The exercise:
Copy each line that holds "Bild".
******************************
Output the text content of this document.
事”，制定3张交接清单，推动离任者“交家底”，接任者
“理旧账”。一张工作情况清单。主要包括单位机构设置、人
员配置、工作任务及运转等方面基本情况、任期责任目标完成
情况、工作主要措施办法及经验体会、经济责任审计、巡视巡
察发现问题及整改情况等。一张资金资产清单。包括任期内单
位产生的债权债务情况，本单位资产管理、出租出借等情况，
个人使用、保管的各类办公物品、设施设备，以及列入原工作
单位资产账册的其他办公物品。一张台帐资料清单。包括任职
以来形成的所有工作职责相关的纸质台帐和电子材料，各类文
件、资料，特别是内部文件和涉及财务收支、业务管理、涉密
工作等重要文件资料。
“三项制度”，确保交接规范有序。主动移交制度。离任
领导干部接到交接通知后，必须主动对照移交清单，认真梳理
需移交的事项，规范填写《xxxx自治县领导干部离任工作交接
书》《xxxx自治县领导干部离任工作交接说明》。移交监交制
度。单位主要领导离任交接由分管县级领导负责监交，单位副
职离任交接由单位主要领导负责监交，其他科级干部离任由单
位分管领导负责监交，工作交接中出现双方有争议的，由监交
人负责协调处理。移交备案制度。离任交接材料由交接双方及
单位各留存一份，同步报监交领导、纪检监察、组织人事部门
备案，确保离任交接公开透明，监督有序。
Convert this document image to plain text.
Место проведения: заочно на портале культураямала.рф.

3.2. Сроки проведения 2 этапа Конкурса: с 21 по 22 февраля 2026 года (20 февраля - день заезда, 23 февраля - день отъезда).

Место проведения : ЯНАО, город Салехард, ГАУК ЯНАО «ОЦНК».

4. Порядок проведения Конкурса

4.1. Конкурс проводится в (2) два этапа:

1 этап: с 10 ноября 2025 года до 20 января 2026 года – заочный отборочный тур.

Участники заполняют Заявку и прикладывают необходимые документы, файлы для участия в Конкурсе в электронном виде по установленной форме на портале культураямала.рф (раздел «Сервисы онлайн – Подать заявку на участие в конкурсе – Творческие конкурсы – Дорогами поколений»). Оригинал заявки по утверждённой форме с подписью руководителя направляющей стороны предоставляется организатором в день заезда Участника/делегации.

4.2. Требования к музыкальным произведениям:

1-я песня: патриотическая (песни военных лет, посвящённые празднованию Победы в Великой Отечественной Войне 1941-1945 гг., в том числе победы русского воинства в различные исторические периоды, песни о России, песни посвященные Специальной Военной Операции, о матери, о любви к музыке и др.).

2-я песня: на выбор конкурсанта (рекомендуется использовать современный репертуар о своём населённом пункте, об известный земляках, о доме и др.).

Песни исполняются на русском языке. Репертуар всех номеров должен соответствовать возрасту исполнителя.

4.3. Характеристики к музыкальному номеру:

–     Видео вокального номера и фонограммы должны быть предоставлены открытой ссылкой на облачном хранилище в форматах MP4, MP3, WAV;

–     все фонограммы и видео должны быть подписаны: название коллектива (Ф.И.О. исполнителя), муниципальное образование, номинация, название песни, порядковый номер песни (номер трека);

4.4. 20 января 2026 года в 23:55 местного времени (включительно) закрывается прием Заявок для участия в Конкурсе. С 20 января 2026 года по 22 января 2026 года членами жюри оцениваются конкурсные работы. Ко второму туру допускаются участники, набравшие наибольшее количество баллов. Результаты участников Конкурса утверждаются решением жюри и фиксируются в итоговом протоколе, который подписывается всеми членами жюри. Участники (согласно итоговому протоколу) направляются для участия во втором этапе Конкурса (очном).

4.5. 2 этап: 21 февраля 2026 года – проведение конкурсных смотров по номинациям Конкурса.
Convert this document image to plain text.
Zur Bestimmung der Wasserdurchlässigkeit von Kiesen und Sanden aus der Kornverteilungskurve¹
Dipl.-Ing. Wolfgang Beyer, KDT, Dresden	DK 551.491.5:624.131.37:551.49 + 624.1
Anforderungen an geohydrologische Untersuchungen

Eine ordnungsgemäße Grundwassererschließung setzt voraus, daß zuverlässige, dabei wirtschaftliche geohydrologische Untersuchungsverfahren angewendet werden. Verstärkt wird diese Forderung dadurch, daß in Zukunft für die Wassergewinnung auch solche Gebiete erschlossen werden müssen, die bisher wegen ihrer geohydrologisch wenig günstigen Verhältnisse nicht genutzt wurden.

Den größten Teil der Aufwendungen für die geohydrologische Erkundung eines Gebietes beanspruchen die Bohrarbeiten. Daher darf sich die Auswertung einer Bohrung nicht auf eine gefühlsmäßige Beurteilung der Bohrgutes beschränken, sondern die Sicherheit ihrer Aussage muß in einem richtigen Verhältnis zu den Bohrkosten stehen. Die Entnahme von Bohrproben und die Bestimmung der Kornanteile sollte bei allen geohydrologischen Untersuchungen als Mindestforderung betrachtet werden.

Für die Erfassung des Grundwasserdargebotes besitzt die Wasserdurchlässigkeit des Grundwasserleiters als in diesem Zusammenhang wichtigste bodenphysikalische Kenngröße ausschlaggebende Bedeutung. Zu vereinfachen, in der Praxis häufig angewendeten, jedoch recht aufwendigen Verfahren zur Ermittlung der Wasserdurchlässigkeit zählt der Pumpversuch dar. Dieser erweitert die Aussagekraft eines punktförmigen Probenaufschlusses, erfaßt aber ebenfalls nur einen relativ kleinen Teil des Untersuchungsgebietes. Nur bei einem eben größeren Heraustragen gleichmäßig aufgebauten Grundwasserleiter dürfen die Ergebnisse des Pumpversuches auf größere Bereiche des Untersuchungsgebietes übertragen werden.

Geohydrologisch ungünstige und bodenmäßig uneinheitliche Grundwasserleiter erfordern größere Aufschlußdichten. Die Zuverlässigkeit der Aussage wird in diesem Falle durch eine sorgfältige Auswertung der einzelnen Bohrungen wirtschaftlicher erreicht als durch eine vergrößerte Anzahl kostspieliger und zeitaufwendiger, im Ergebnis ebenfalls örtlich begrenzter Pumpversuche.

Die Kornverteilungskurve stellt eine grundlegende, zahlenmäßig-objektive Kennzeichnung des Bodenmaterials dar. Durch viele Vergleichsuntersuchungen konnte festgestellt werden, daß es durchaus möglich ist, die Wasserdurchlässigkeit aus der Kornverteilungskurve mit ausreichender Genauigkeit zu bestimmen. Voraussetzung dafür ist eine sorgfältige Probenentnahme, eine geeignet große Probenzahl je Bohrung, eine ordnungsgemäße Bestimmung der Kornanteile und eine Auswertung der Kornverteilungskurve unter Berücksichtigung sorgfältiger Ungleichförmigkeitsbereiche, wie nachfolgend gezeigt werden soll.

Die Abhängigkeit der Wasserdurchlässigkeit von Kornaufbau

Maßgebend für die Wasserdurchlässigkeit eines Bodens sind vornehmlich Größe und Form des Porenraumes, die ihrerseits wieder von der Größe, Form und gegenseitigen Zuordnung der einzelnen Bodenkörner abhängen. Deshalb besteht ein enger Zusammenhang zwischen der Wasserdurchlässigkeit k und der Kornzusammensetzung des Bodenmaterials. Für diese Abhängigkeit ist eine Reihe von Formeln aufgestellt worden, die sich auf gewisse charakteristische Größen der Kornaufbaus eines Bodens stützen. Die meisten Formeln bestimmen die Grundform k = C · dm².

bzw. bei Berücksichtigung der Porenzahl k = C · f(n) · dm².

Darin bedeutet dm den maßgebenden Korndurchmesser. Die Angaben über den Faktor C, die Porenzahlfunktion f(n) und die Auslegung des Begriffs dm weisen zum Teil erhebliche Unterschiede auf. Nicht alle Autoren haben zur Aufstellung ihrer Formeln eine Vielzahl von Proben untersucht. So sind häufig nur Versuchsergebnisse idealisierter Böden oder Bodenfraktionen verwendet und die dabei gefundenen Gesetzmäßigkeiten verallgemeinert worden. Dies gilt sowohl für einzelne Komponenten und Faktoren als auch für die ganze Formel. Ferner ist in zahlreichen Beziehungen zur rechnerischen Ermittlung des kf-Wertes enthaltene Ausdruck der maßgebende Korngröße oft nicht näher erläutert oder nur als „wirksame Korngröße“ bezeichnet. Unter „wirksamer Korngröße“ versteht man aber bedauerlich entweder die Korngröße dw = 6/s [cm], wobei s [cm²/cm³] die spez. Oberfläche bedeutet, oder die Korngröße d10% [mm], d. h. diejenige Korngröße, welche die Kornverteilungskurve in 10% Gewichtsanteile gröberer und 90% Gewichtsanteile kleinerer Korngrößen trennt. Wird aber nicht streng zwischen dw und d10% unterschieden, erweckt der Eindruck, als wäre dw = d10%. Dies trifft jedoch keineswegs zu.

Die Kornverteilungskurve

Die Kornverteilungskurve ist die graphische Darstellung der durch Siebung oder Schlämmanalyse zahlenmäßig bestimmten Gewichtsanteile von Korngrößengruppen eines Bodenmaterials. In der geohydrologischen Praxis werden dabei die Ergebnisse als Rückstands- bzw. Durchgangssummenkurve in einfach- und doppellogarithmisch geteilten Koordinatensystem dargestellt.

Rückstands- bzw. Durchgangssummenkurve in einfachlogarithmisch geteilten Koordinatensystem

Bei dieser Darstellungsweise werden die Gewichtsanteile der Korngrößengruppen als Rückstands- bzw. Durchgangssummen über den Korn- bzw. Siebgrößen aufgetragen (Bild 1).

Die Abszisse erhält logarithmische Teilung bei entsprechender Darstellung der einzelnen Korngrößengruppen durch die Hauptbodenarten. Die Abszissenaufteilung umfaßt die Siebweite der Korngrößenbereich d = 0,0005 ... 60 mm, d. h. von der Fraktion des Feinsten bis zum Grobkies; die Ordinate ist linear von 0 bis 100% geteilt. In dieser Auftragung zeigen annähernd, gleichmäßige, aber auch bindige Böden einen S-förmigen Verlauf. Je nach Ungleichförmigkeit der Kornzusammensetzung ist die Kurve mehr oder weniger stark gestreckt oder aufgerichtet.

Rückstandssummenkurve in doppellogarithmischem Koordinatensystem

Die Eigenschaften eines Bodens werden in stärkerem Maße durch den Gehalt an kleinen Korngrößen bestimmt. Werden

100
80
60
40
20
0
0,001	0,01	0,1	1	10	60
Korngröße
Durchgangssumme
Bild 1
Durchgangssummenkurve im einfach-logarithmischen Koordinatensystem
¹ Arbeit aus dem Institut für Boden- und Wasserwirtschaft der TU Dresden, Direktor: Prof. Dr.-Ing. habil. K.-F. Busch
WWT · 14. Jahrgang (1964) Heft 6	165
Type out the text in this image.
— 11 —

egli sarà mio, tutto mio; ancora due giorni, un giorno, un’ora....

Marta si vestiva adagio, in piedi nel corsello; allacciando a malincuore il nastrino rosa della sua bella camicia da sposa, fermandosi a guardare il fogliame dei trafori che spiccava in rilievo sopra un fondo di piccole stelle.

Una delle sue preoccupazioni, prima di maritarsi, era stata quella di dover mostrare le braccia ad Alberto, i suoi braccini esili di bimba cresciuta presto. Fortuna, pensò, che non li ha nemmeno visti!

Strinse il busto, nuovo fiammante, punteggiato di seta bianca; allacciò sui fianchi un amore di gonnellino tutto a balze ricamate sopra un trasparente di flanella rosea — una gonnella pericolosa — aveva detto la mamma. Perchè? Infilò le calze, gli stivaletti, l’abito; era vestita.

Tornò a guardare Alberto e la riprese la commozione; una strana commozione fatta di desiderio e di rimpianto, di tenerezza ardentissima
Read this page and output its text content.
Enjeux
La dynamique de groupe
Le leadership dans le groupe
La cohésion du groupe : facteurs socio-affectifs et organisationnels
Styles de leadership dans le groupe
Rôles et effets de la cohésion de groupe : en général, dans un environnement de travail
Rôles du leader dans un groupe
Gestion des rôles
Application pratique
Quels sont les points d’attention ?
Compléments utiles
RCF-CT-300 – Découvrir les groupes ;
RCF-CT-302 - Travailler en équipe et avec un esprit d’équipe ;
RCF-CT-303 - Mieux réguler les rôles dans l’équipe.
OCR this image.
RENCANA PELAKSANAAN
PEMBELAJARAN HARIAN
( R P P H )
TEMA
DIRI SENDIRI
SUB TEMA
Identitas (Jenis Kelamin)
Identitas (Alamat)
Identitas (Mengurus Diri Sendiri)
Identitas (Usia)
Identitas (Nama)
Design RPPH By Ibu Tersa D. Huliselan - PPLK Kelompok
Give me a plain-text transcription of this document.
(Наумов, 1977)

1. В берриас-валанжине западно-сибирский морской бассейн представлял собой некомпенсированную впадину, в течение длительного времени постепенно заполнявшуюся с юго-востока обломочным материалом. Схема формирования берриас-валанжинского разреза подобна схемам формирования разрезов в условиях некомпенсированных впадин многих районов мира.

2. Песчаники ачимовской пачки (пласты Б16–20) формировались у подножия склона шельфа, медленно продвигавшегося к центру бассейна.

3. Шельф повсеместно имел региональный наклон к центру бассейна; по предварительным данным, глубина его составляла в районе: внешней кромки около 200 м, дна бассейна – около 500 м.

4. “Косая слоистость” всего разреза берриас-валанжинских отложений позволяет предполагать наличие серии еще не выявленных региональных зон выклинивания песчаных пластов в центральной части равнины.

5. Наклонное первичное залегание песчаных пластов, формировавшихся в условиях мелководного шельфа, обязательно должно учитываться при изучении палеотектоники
******************************
Exercise output:
Bei dieser Darstellungsweise werden die Gewichtsanteile der Korngrößengruppen als Rückstands- bzw. Durchgangssummen über den Korn- bzw. Siebgrößen aufgetragen (Bild 1).
Bild 1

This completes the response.